Required task: Reproduce every entry exactly, without alteration.

START Dataset excerpts

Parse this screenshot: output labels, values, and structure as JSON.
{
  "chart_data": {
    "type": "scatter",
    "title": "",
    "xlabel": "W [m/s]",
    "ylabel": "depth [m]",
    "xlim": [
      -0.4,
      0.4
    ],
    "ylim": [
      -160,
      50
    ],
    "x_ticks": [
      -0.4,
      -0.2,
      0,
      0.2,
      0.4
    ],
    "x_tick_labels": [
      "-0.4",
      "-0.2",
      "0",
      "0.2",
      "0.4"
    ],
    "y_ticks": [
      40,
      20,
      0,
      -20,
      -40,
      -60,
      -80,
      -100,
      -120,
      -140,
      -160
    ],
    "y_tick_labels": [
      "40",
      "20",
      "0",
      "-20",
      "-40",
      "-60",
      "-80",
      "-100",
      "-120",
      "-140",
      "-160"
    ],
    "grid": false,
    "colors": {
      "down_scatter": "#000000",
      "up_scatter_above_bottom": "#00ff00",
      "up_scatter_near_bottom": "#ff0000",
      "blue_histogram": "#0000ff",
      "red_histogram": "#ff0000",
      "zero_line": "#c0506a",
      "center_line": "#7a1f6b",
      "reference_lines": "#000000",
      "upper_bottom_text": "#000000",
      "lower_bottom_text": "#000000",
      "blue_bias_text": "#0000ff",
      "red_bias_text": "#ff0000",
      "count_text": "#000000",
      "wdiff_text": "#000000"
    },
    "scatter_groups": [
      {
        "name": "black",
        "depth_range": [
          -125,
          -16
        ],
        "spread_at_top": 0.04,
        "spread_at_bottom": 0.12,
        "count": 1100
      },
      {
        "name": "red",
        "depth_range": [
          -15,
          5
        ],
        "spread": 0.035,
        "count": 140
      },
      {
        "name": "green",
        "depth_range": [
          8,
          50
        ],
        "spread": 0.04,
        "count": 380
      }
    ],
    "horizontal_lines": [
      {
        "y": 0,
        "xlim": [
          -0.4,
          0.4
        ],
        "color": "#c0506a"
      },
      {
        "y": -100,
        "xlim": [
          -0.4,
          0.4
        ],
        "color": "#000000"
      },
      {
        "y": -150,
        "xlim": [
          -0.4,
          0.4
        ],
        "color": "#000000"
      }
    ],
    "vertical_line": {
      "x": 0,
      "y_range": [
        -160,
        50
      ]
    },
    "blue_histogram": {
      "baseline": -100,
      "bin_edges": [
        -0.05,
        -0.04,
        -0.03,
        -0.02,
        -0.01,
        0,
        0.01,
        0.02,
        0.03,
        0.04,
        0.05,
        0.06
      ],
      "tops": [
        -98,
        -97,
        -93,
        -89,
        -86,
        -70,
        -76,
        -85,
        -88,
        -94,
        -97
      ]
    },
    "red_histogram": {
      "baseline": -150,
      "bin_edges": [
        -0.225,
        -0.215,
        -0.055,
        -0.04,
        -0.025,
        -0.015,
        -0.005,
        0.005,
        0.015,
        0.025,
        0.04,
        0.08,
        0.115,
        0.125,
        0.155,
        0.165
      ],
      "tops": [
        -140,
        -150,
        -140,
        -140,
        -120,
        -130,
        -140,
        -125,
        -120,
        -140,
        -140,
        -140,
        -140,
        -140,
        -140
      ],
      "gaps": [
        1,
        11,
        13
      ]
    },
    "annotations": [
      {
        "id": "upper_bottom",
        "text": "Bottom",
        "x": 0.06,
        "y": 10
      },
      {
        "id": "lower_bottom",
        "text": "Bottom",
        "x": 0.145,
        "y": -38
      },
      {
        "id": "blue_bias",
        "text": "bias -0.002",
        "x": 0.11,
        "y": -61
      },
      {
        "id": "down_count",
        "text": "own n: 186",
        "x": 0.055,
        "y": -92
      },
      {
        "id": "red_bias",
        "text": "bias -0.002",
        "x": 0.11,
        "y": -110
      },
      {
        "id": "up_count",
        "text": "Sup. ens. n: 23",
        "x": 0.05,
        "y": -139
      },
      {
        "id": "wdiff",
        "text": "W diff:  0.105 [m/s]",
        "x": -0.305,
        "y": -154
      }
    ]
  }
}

END Dataset excerpts

Answer to the problem:
Parse this screenshot: output labels, values, and structure as JSON.
{
  "chart_data": {
    "type": "scatter",
    "title": "",
    "xlabel": "W [m/s]",
    "ylabel": "depth [m]",
    "xlim": [
      -0.4,
      0.4
    ],
    "ylim": [
      -160,
      50
    ],
    "x_ticks": [
      -0.4,
      -0.2,
      0,
      0.2,
      0.4
    ],
    "x_tick_labels": [
      "-0.4",
      "-0.2",
      "0",
      "0.2",
      "0.4"
    ],
    "y_ticks": [
      40,
      20,
      0,
      -20,
      -40,
      -60,
      -80,
      -100,
      -120,
      -140,
      -160
    ],
    "y_tick_labels": [
      "40",
      "20",
      "0",
      "-20",
      "-40",
      "-60",
      "-80",
      "-100",
      "-120",
      "-140",
      "-160"
    ],
    "grid": false,
    "colors": {
      "down_scatter": "#000000",
      "up_scatter_above_bottom": "#00ff00",
      "up_scatter_near_bottom": "#ff0000",
      "blue_histogram": "#0000ff",
      "red_histogram": "#ff0000",
      "zero_line": "#c0506a",
      "center_line": "#7a1f6b",
      "reference_lines": "#000000",
      "upper_bottom_text": "#000000",
      "lower_bottom_text": "#000000",
      "blue_bias_text": "#0000ff",
      "red_bias_text": "#ff0000",
      "count_text": "#000000",
      "wdiff_text": "#000000"
    },
    "scatter_groups": [
      {
        "name": "black",
        "depth_range": [
          -125,
          -16
        ],
        "spread_at_top": 0.04,
        "spread_at_bottom": 0.12,
        "count": 1100
      },
      {
        "name": "red",
        "depth_range": [
          -15,
          5
        ],
        "spread": 0.035,
        "count": 140
      },
      {
        "name": "green",
        "depth_range": [
          8,
          50
        ],
        "spread": 0.04,
        "count": 380
      }
    ],
    "horizontal_lines": [
      {
        "y": 0,
        "xlim": [
          -0.4,
          0.4
        ],
        "color": "#c0506a"
      },
      {
        "y": -100,
        "xlim": [
          -0.4,
          0.4
        ],
        "color": "#000000"
      },
      {
        "y": -150,
        "xlim": [
          -0.4,
          0.4
        ],
        "color": "#000000"
      }
    ],
    "vertical_line": {
      "x": 0,
      "y_range": [
        -160,
        50
      ]
    },
    "blue_histogram": {
      "baseline": -100,
      "bin_edges": [
        -0.05,
        -0.04,
        -0.03,
        -0.02,
        -0.01,
        0,
        0.01,
        0.02,
        0.03,
        0.04,
        0.05,
        0.06
      ],
      "tops": [
        -98,
        -97,
        -93,
        -89,
        -86,
        -70,
        -76,
        -85,
        -88,
        -94,
        -97
      ]
    },
    "red_histogram": {
      "baseline": -150,
      "bin_edges": [
        -0.225,
        -0.215,
        -0.055,
        -0.04,
        -0.025,
        -0.015,
        -0.005,
        0.005,
        0.015,
        0.025,
        0.04,
        0.08,
        0.115,
        0.125,
        0.155,
        0.165
      ],
      "tops": [
        -140,
        -150,
        -140,
        -140,
        -120,
        -130,
        -140,
        -125,
        -120,
        -140,
        -140,
        -140,
        -140,
        -140,
        -140
      ],
      "gaps": [
        1,
        11,
        13
      ]
    },
    "annotations": [
      {
        "id": "upper_bottom",
        "text": "Bottom",
        "x": 0.06,
        "y": 10
      },
      {
        "id": "lower_bottom",
        "text": "Bottom",
        "x": 0.145,
        "y": -38
      },
      {
        "id": "blue_bias",
        "text": "bias -0.002",
        "x": 0.11,
        "y": -61
      },
      {
        "id": "down_count",
        "text": "own n: 186",
        "x": 0.055,
        "y": -92
      },
      {
        "id": "red_bias",
        "text": "bias -0.002",
        "x": 0.11,
        "y": -110
      },
      {
        "id": "up_count",
        "text": "Sup. ens. n: 23",
        "x": 0.05,
        "y": -139
      },
      {
        "id": "wdiff",
        "text": "W diff:  0.105 [m/s]",
        "x": -0.305,
        "y": -154
      }
    ]
  }
}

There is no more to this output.